## TAKENLIJST
A: Beantwoord aan de hand van de tekst over de bewaring de volgende vragen, elk op een eigen regel:
(i) Welke nationaliteit heeft eiser?
(ii) Op welke datum is eiser via telehoren gehoord?
(iii) Wat is het zaaknummer?
B: Herhaal woordelijk het gedeelte van de tekst over de bewaring dat opent met de woorden waarin "De rechtbank heeft het" staat en sluit met "feitelijk juist beoordeeld.".

## TE LEZEN TEKST
——————
ECLI:NL:RBDHA:2024:17732

Rechtbank Den Haag

Datum uitspraak
30 oktober 2024
Publicatiedatum
30 oktober 2024
Zaaknummer
NL24.40248
Instantie
Rechtbank Den Haag
Type
Uitspraak
Rechtsgebied
Bestuursrecht; Vreemdelingenrecht
Procedures
  • Eerste aanleg - enkelvoudig
Vindplaatsen
  • Rechtspraak.nl
AI samenvatting door LexboostAutomatisch gegenereerd

Bewaring op grond van de Vreemdelingenwet met betrekking tot risico op onttrekking aan toezicht

In deze zaak heeft de Rechtbank Den Haag op 30 oktober 2024 uitspraak gedaan in een beroep tegen een maatregel van bewaring die aan eiser is opgelegd door de minister van Asiel en Migratie. Eiser, van Algerijnse nationaliteit, had op 18 juni 2023 een terugkeerbesluit en een inreisverbod van twee jaar ontvangen, maar had niet voldaan aan de vertrektermijn. De rechtbank heeft vastgesteld dat de minister de maatregel van bewaring op juiste gronden heeft opgelegd, namelijk op basis van artikel 59b van de Vreemdelingenwet, waarbij zowel de b-grond als de c-grond zijn ingeroepen. De rechtbank heeft geoordeeld dat er een risico op onttrekking aan het toezicht bestaat, wat de maatregel rechtvaardigt.

De rechtbank heeft het procesverloop besproken, waarbij eiser op 25 oktober 2024 is gehoord via telehoren. De rechtbank heeft de argumenten van eiser tegen de maatregel van bewaring beoordeeld, maar heeft geconcludeerd dat de minister voldoende heeft gemotiveerd waarom de maatregel noodzakelijk is. De rechtbank heeft ook overwogen dat de eerdere onrechtmatige bewaring van eiser niet automatisch leidt tot onrechtmatigheid van de huidige maatregel. De rechtbank heeft de gronden voor de maatregel, waaronder de zware en lichte gronden, als feitelijk juist beoordeeld.
——————
## BESCHIKBARE GEGEVENS
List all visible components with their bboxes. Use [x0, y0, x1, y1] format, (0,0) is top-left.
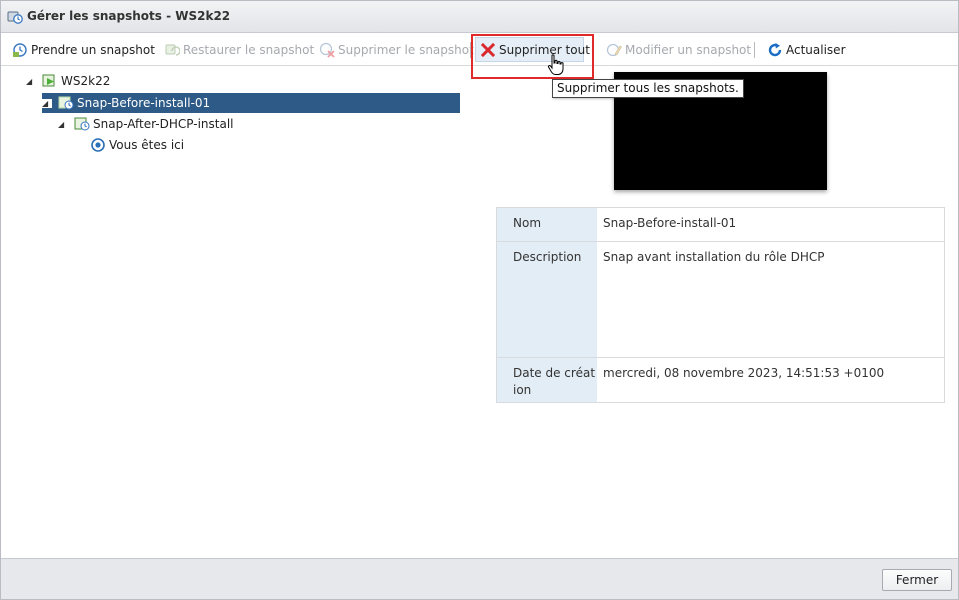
——————
## ALS ANTWOORD
A:
(i) Eiser heeft de Algerijnse nationaliteit.
(ii) Eiser is op 25 oktober 2024 gehoord.
(iii) Het zaaknummer is NL24.40248.

B:
De rechtbank heeft het procesverloop besproken, waarbij eiser op 25 oktober 2024 is gehoord via telehoren. De rechtbank heeft de argumenten van eiser tegen de maatregel van bewaring beoordeeld, maar heeft geconcludeerd dat de minister voldoende heeft gemotiveerd waarom de maatregel noodzakelijk is. De rechtbank heeft ook overwogen dat de eerdere onrechtmatige bewaring van eiser niet automatisch leidt tot onrechtmatigheid van de huidige maatregel. De rechtbank heeft de gronden voor de maatregel, waaronder de zware en lichte gronden, als feitelijk juist beoordeeld.